— START OF Exercise materials —

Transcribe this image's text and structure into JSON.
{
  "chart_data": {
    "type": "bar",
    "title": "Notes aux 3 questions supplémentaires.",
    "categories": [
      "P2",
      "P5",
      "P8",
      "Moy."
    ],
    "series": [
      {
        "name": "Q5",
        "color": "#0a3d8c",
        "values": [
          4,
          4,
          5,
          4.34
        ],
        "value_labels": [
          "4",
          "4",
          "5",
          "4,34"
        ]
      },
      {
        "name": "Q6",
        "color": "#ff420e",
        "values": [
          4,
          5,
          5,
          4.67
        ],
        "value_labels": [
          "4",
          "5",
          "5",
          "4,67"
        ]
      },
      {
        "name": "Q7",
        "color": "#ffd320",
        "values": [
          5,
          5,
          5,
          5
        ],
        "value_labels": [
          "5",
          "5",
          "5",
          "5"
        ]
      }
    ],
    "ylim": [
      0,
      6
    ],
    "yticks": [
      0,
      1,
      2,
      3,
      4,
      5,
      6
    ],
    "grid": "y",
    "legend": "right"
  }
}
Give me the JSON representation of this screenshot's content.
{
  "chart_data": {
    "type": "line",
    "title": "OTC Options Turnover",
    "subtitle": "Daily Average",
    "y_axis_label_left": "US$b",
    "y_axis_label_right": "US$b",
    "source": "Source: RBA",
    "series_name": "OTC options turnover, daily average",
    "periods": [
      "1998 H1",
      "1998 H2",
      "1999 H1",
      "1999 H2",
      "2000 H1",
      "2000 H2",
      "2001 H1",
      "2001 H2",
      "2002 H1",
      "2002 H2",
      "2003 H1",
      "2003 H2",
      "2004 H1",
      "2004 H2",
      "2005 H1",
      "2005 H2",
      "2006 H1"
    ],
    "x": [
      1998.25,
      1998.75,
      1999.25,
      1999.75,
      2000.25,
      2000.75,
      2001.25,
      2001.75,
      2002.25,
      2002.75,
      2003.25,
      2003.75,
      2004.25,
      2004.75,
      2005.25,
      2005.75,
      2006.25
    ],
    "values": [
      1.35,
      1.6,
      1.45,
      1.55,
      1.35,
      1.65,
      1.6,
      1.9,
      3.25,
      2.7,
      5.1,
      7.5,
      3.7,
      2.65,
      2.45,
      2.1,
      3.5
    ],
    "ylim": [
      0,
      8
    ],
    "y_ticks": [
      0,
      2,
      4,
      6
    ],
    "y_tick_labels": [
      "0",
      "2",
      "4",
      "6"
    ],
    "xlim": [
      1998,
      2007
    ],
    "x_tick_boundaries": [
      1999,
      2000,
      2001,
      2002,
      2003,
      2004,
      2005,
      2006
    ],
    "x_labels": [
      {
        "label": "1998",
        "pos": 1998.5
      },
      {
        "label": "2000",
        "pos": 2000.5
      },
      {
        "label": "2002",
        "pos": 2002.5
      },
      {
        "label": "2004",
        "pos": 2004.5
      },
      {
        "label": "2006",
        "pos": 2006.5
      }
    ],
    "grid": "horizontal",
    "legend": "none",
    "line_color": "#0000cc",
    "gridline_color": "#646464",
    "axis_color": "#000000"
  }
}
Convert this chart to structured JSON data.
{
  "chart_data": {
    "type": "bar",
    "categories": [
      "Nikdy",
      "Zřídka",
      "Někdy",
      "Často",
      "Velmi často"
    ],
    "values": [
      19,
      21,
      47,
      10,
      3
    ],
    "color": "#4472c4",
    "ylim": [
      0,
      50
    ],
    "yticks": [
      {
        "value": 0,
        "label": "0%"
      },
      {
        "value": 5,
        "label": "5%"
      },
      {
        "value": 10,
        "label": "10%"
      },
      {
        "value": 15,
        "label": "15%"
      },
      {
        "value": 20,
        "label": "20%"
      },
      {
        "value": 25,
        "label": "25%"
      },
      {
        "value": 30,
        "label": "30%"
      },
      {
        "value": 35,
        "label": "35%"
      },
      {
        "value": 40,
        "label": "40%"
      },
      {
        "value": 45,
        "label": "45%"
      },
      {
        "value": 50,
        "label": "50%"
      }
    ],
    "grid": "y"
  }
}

— END OF Exercise materials —

• _Challenge_: Quote every entry exactly.

• _Solution to this exercise_:
Transcribe this image's text and structure into JSON.
{
  "chart_data": {
    "type": "bar",
    "title": "Notes aux 3 questions supplémentaires.",
    "categories": [
      "P2",
      "P5",
      "P8",
      "Moy."
    ],
    "series": [
      {
        "name": "Q5",
        "color": "#0a3d8c",
        "values": [
          4,
          4,
          5,
          4.34
        ],
        "value_labels": [
          "4",
          "4",
          "5",
          "4,34"
        ]
      },
      {
        "name": "Q6",
        "color": "#ff420e",
        "values": [
          4,
          5,
          5,
          4.67
        ],
        "value_labels": [
          "4",
          "5",
          "5",
          "4,67"
        ]
      },
      {
        "name": "Q7",
        "color": "#ffd320",
        "values": [
          5,
          5,
          5,
          5
        ],
        "value_labels": [
          "5",
          "5",
          "5",
          "5"
        ]
      }
    ],
    "ylim": [
      0,
      6
    ],
    "yticks": [
      0,
      1,
      2,
      3,
      4,
      5,
      6
    ],
    "grid": "y",
    "legend": "right"
  }
}
Give me the JSON representation of this screenshot's content.
{
  "chart_data": {
    "type": "line",
    "title": "OTC Options Turnover",
    "subtitle": "Daily Average",
    "y_axis_label_left": "US$b",
    "y_axis_label_right": "US$b",
    "source": "Source: RBA",
    "series_name": "OTC options turnover, daily average",
    "periods": [
      "1998 H1",
      "1998 H2",
      "1999 H1",
      "1999 H2",
      "2000 H1",
      "2000 H2",
      "2001 H1",
      "2001 H2",
      "2002 H1",
      "2002 H2",
      "2003 H1",
      "2003 H2",
      "2004 H1",
      "2004 H2",
      "2005 H1",
      "2005 H2",
      "2006 H1"
    ],
    "x": [
      1998.25,
      1998.75,
      1999.25,
      1999.75,
      2000.25,
      2000.75,
      2001.25,
      2001.75,
      2002.25,
      2002.75,
      2003.25,
      2003.75,
      2004.25,
      2004.75,
      2005.25,
      2005.75,
      2006.25
    ],
    "values": [
      1.35,
      1.6,
      1.45,
      1.55,
      1.35,
      1.65,
      1.6,
      1.9,
      3.25,
      2.7,
      5.1,
      7.5,
      3.7,
      2.65,
      2.45,
      2.1,
      3.5
    ],
    "ylim": [
      0,
      8
    ],
    "y_ticks": [
      0,
      2,
      4,
      6
    ],
    "y_tick_labels": [
      "0",
      "2",
      "4",
      "6"
    ],
    "xlim": [
      1998,
      2007
    ],
    "x_tick_boundaries": [
      1999,
      2000,
      2001,
      2002,
      2003,
      2004,
      2005,
      2006
    ],
    "x_labels": [
      {
        "label": "1998",
        "pos": 1998.5
      },
      {
        "label": "2000",
        "pos": 2000.5
      },
      {
        "label": "2002",
        "pos": 2002.5
      },
      {
        "label": "2004",
        "pos": 2004.5
      },
      {
        "label": "2006",
        "pos": 2006.5
      }
    ],
    "grid": "horizontal",
    "legend": "none",
    "line_color": "#0000cc",
    "gridline_color": "#646464",
    "axis_color": "#000000"
  }
}
Convert this chart to structured JSON data.
{
  "chart_data": {
    "type": "bar",
    "categories": [
      "Nikdy",
      "Zřídka",
      "Někdy",
      "Často",
      "Velmi často"
    ],
    "values": [
      19,
      21,
      47,
      10,
      3
    ],
    "color": "#4472c4",
    "ylim": [
      0,
      50
    ],
    "yticks": [
      {
        "value": 0,
        "label": "0%"
      },
      {
        "value": 5,
        "label": "5%"
      },
      {
        "value": 10,
        "label": "10%"
      },
      {
        "value": 15,
        "label": "15%"
      },
      {
        "value": 20,
        "label": "20%"
      },
      {
        "value": 25,
        "label": "25%"
      },
      {
        "value": 30,
        "label": "30%"
      },
      {
        "value": 35,
        "label": "35%"
      },
      {
        "value": 40,
        "label": "40%"
      },
      {
        "value": 45,
        "label": "45%"
      },
      {
        "value": 50,
        "label": "50%"
      }
    ],
    "grid": "y"
  }
}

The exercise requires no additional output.